» **WHAT NEEDS TO BE DONE**
Print each line of the listing once more, precisely as given.

» **DATASET CONTENT**
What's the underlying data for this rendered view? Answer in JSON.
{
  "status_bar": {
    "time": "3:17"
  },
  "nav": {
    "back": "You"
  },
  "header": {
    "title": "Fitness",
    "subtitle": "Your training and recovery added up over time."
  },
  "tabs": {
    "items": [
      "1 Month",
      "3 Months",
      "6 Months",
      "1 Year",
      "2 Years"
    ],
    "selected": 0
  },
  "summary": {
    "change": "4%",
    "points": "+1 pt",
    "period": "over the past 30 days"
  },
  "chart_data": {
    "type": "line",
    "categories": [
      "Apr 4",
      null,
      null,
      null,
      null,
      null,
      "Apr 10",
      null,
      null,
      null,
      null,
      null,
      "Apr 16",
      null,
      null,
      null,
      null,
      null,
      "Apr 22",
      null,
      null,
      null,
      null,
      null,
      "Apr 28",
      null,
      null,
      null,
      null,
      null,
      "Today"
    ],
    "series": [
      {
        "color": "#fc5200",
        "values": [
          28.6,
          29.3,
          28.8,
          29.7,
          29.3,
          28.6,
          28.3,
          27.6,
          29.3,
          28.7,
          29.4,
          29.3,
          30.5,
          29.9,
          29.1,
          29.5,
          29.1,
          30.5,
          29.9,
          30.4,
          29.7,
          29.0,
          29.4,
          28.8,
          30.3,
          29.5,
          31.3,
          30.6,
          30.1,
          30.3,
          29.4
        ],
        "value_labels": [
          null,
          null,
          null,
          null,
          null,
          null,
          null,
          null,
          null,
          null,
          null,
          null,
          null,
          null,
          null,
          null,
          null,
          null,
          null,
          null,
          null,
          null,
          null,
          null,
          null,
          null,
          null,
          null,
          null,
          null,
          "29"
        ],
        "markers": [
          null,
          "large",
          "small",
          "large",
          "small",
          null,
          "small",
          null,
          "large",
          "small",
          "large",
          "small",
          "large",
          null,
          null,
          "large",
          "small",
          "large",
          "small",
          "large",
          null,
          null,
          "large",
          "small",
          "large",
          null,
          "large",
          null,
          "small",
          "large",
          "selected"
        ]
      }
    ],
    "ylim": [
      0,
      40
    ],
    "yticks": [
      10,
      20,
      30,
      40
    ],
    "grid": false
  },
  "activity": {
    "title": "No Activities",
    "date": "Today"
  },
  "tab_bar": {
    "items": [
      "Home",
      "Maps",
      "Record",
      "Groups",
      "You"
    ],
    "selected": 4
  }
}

» **FULL ANSWER**
What's the underlying data for this rendered view? Answer in JSON.
{
  "status_bar": {
    "time": "3:17"
  },
  "nav": {
    "back": "You"
  },
  "header": {
    "title": "Fitness",
    "subtitle": "Your training and recovery added up over time."
  },
  "tabs": {
    "items": [
      "1 Month",
      "3 Months",
      "6 Months",
      "1 Year",
      "2 Years"
    ],
    "selected": 0
  },
  "summary": {
    "change": "4%",
    "points": "+1 pt",
    "period": "over the past 30 days"
  },
  "chart_data": {
    "type": "line",
    "categories": [
      "Apr 4",
      null,
      null,
      null,
      null,
      null,
      "Apr 10",
      null,
      null,
      null,
      null,
      null,
      "Apr 16",
      null,
      null,
      null,
      null,
      null,
      "Apr 22",
      null,
      null,
      null,
      null,
      null,
      "Apr 28",
      null,
      null,
      null,
      null,
      null,
      "Today"
    ],
    "series": [
      {
        "color": "#fc5200",
        "values": [
          28.6,
          29.3,
          28.8,
          29.7,
          29.3,
          28.6,
          28.3,
          27.6,
          29.3,
          28.7,
          29.4,
          29.3,
          30.5,
          29.9,
          29.1,
          29.5,
          29.1,
          30.5,
          29.9,
          30.4,
          29.7,
          29.0,
          29.4,
          28.8,
          30.3,
          29.5,
          31.3,
          30.6,
          30.1,
          30.3,
          29.4
        ],
        "value_labels": [
          null,
          null,
          null,
          null,
          null,
          null,
          null,
          null,
          null,
          null,
          null,
          null,
          null,
          null,
          null,
          null,
          null,
          null,
          null,
          null,
          null,
          null,
          null,
          null,
          null,
          null,
          null,
          null,
          null,
          null,
          "29"
        ],
        "markers": [
          null,
          "large",
          "small",
          "large",
          "small",
          null,
          "small",
          null,
          "large",
          "small",
          "large",
          "small",
          "large",
          null,
          null,
          "large",
          "small",
          "large",
          "small",
          "large",
          null,
          null,
          "large",
          "small",
          "large",
          null,
          "large",
          null,
          "small",
          "large",
          "selected"
        ]
      }
    ],
    "ylim": [
      0,
      40
    ],
    "yticks": [
      10,
      20,
      30,
      40
    ],
    "grid": false
  },
  "activity": {
    "title": "No Activities",
    "date": "Today"
  },
  "tab_bar": {
    "items": [
      "Home",
      "Maps",
      "Record",
      "Groups",
      "You"
    ],
    "selected": 4
  }
}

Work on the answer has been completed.